--- Listed records ---
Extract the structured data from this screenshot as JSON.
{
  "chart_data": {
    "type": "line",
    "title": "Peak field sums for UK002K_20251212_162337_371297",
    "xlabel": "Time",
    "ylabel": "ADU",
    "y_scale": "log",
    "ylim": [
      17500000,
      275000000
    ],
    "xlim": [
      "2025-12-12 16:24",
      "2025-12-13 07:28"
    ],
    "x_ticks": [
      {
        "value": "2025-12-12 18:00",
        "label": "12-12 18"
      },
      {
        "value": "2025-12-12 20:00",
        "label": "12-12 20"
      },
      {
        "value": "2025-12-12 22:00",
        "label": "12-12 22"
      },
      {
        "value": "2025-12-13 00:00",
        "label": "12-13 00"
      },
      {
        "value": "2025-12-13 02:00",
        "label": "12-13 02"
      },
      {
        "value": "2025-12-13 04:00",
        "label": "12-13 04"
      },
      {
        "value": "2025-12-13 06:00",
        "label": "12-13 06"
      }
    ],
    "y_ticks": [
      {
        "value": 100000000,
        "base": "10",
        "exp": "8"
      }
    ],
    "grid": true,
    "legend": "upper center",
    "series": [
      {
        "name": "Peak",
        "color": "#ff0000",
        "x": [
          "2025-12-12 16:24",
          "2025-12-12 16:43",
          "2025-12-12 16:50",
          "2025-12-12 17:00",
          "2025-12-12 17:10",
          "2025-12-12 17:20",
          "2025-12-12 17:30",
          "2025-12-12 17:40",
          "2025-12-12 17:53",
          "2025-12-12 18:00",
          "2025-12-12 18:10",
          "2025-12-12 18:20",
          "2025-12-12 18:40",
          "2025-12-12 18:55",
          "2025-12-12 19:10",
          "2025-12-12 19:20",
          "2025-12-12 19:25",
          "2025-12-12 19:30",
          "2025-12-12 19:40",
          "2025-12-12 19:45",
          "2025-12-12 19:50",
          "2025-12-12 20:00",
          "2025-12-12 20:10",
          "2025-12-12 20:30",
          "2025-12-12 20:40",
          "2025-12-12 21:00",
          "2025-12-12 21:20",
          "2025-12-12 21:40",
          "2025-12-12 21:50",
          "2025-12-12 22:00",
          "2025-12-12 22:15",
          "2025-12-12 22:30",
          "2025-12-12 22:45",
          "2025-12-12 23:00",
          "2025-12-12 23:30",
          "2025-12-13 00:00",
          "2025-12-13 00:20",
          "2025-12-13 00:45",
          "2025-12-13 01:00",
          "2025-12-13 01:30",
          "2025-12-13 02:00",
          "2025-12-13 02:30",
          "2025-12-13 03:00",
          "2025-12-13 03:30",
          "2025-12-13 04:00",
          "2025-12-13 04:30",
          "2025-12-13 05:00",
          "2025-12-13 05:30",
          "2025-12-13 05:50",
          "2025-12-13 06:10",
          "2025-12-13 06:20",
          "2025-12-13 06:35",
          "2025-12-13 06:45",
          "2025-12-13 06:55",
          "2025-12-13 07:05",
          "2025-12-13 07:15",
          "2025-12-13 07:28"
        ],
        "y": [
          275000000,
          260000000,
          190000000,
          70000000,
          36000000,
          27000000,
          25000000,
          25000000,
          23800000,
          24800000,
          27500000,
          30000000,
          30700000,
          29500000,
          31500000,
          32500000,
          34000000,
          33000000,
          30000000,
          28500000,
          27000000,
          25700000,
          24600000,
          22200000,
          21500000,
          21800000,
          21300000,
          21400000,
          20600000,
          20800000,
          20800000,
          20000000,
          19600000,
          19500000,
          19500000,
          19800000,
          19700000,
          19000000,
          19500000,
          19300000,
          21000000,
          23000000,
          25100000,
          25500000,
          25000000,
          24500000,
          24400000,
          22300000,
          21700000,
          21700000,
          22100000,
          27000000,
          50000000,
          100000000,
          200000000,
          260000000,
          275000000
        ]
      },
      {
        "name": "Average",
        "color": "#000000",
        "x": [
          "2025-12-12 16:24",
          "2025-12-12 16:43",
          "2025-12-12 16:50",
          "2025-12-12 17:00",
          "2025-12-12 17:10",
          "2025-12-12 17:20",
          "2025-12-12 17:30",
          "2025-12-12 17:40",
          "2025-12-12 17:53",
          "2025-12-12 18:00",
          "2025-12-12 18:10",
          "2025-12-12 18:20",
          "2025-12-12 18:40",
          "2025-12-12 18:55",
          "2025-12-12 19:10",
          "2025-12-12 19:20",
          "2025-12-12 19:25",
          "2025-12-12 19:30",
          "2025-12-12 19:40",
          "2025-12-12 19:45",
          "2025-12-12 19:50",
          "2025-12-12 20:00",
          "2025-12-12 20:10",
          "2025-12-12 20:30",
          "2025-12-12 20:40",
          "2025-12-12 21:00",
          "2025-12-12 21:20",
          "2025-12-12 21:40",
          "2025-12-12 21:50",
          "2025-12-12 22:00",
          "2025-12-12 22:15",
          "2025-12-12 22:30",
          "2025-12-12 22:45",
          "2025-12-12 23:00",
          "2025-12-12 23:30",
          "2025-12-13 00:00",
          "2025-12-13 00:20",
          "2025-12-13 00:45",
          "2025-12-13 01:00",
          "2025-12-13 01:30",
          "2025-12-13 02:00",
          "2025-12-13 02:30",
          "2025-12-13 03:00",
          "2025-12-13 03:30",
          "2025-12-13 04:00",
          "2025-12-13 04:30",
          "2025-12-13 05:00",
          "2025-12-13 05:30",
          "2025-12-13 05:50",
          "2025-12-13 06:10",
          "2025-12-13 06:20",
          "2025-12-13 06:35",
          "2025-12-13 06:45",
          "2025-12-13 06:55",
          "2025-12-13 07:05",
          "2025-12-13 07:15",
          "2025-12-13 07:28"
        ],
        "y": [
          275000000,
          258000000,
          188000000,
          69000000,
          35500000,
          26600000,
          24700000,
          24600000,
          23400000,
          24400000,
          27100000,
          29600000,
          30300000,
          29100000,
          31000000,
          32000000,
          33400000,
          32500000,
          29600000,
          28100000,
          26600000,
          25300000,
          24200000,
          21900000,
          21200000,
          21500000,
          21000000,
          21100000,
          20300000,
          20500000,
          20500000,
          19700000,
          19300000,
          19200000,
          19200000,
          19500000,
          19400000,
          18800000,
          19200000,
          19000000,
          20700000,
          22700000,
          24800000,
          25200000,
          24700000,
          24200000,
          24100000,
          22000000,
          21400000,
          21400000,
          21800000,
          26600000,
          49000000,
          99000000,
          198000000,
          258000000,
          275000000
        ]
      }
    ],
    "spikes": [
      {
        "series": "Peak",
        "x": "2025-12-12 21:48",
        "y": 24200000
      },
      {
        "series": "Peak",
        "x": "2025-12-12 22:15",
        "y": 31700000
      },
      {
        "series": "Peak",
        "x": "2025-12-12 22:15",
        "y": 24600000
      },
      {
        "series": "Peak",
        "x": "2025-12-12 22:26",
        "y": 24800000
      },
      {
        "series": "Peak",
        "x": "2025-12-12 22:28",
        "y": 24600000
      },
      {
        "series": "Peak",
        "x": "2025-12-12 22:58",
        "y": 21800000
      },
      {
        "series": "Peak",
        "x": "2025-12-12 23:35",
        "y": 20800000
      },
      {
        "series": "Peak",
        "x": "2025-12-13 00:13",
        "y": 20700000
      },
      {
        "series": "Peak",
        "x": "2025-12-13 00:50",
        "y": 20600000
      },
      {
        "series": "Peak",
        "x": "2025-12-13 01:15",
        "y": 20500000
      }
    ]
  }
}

--- Problem requirements ---
Each record must be returned exactly as it is written.

--- Task solution ---
Extract the structured data from this screenshot as JSON.
{
  "chart_data": {
    "type": "line",
    "title": "Peak field sums for UK002K_20251212_162337_371297",
    "xlabel": "Time",
    "ylabel": "ADU",
    "y_scale": "log",
    "ylim": [
      17500000,
      275000000
    ],
    "xlim": [
      "2025-12-12 16:24",
      "2025-12-13 07:28"
    ],
    "x_ticks": [
      {
        "value": "2025-12-12 18:00",
        "label": "12-12 18"
      },
      {
        "value": "2025-12-12 20:00",
        "label": "12-12 20"
      },
      {
        "value": "2025-12-12 22:00",
        "label": "12-12 22"
      },
      {
        "value": "2025-12-13 00:00",
        "label": "12-13 00"
      },
      {
        "value": "2025-12-13 02:00",
        "label": "12-13 02"
      },
      {
        "value": "2025-12-13 04:00",
        "label": "12-13 04"
      },
      {
        "value": "2025-12-13 06:00",
        "label": "12-13 06"
      }
    ],
    "y_ticks": [
      {
        "value": 100000000,
        "base": "10",
        "exp": "8"
      }
    ],
    "grid": true,
    "legend": "upper center",
    "series": [
      {
        "name": "Peak",
        "color": "#ff0000",
        "x": [
          "2025-12-12 16:24",
          "2025-12-12 16:43",
          "2025-12-12 16:50",
          "2025-12-12 17:00",
          "2025-12-12 17:10",
          "2025-12-12 17:20",
          "2025-12-12 17:30",
          "2025-12-12 17:40",
          "2025-12-12 17:53",
          "2025-12-12 18:00",
          "2025-12-12 18:10",
          "2025-12-12 18:20",
          "2025-12-12 18:40",
          "2025-12-12 18:55",
          "2025-12-12 19:10",
          "2025-12-12 19:20",
          "2025-12-12 19:25",
          "2025-12-12 19:30",
          "2025-12-12 19:40",
          "2025-12-12 19:45",
          "2025-12-12 19:50",
          "2025-12-12 20:00",
          "2025-12-12 20:10",
          "2025-12-12 20:30",
          "2025-12-12 20:40",
          "2025-12-12 21:00",
          "2025-12-12 21:20",
          "2025-12-12 21:40",
          "2025-12-12 21:50",
          "2025-12-12 22:00",
          "2025-12-12 22:15",
          "2025-12-12 22:30",
          "2025-12-12 22:45",
          "2025-12-12 23:00",
          "2025-12-12 23:30",
          "2025-12-13 00:00",
          "2025-12-13 00:20",
          "2025-12-13 00:45",
          "2025-12-13 01:00",
          "2025-12-13 01:30",
          "2025-12-13 02:00",
          "2025-12-13 02:30",
          "2025-12-13 03:00",
          "2025-12-13 03:30",
          "2025-12-13 04:00",
          "2025-12-13 04:30",
          "2025-12-13 05:00",
          "2025-12-13 05:30",
          "2025-12-13 05:50",
          "2025-12-13 06:10",
          "2025-12-13 06:20",
          "2025-12-13 06:35",
          "2025-12-13 06:45",
          "2025-12-13 06:55",
          "2025-12-13 07:05",
          "2025-12-13 07:15",
          "2025-12-13 07:28"
        ],
        "y": [
          275000000,
          260000000,
          190000000,
          70000000,
          36000000,
          27000000,
          25000000,
          25000000,
          23800000,
          24800000,
          27500000,
          30000000,
          30700000,
          29500000,
          31500000,
          32500000,
          34000000,
          33000000,
          30000000,
          28500000,
          27000000,
          25700000,
          24600000,
          22200000,
          21500000,
          21800000,
          21300000,
          21400000,
          20600000,
          20800000,
          20800000,
          20000000,
          19600000,
          19500000,
          19500000,
          19800000,
          19700000,
          19000000,
          19500000,
          19300000,
          21000000,
          23000000,
          25100000,
          25500000,
          25000000,
          24500000,
          24400000,
          22300000,
          21700000,
          21700000,
          22100000,
          27000000,
          50000000,
          100000000,
          200000000,
          260000000,
          275000000
        ]
      },
      {
        "name": "Average",
        "color": "#000000",
        "x": [
          "2025-12-12 16:24",
          "2025-12-12 16:43",
          "2025-12-12 16:50",
          "2025-12-12 17:00",
          "2025-12-12 17:10",
          "2025-12-12 17:20",
          "2025-12-12 17:30",
          "2025-12-12 17:40",
          "2025-12-12 17:53",
          "2025-12-12 18:00",
          "2025-12-12 18:10",
          "2025-12-12 18:20",
          "2025-12-12 18:40",
          "2025-12-12 18:55",
          "2025-12-12 19:10",
          "2025-12-12 19:20",
          "2025-12-12 19:25",
          "2025-12-12 19:30",
          "2025-12-12 19:40",
          "2025-12-12 19:45",
          "2025-12-12 19:50",
          "2025-12-12 20:00",
          "2025-12-12 20:10",
          "2025-12-12 20:30",
          "2025-12-12 20:40",
          "2025-12-12 21:00",
          "2025-12-12 21:20",
          "2025-12-12 21:40",
          "2025-12-12 21:50",
          "2025-12-12 22:00",
          "2025-12-12 22:15",
          "2025-12-12 22:30",
          "2025-12-12 22:45",
          "2025-12-12 23:00",
          "2025-12-12 23:30",
          "2025-12-13 00:00",
          "2025-12-13 00:20",
          "2025-12-13 00:45",
          "2025-12-13 01:00",
          "2025-12-13 01:30",
          "2025-12-13 02:00",
          "2025-12-13 02:30",
          "2025-12-13 03:00",
          "2025-12-13 03:30",
          "2025-12-13 04:00",
          "2025-12-13 04:30",
          "2025-12-13 05:00",
          "2025-12-13 05:30",
          "2025-12-13 05:50",
          "2025-12-13 06:10",
          "2025-12-13 06:20",
          "2025-12-13 06:35",
          "2025-12-13 06:45",
          "2025-12-13 06:55",
          "2025-12-13 07:05",
          "2025-12-13 07:15",
          "2025-12-13 07:28"
        ],
        "y": [
          275000000,
          258000000,
          188000000,
          69000000,
          35500000,
          26600000,
          24700000,
          24600000,
          23400000,
          24400000,
          27100000,
          29600000,
          30300000,
          29100000,
          31000000,
          32000000,
          33400000,
          32500000,
          29600000,
          28100000,
          26600000,
          25300000,
          24200000,
          21900000,
          21200000,
          21500000,
          21000000,
          21100000,
          20300000,
          20500000,
          20500000,
          19700000,
          19300000,
          19200000,
          19200000,
          19500000,
          19400000,
          18800000,
          19200000,
          19000000,
          20700000,
          22700000,
          24800000,
          25200000,
          24700000,
          24200000,
          24100000,
          22000000,
          21400000,
          21400000,
          21800000,
          26600000,
          49000000,
          99000000,
          198000000,
          258000000,
          275000000
        ]
      }
    ],
    "spikes": [
      {
        "series": "Peak",
        "x": "2025-12-12 21:48",
        "y": 24200000
      },
      {
        "series": "Peak",
        "x": "2025-12-12 22:15",
        "y": 31700000
      },
      {
        "series": "Peak",
        "x": "2025-12-12 22:15",
        "y": 24600000
      },
      {
        "series": "Peak",
        "x": "2025-12-12 22:26",
        "y": 24800000
      },
      {
        "series": "Peak",
        "x": "2025-12-12 22:28",
        "y": 24600000
      },
      {
        "series": "Peak",
        "x": "2025-12-12 22:58",
        "y": 21800000
      },
      {
        "series": "Peak",
        "x": "2025-12-12 23:35",
        "y": 20800000
      },
      {
        "series": "Peak",
        "x": "2025-12-13 00:13",
        "y": 20700000
      },
      {
        "series": "Peak",
        "x": "2025-12-13 00:50",
        "y": 20600000
      },
      {
        "series": "Peak",
        "x": "2025-12-13 01:15",
        "y": 20500000
      }
    ]
  }
}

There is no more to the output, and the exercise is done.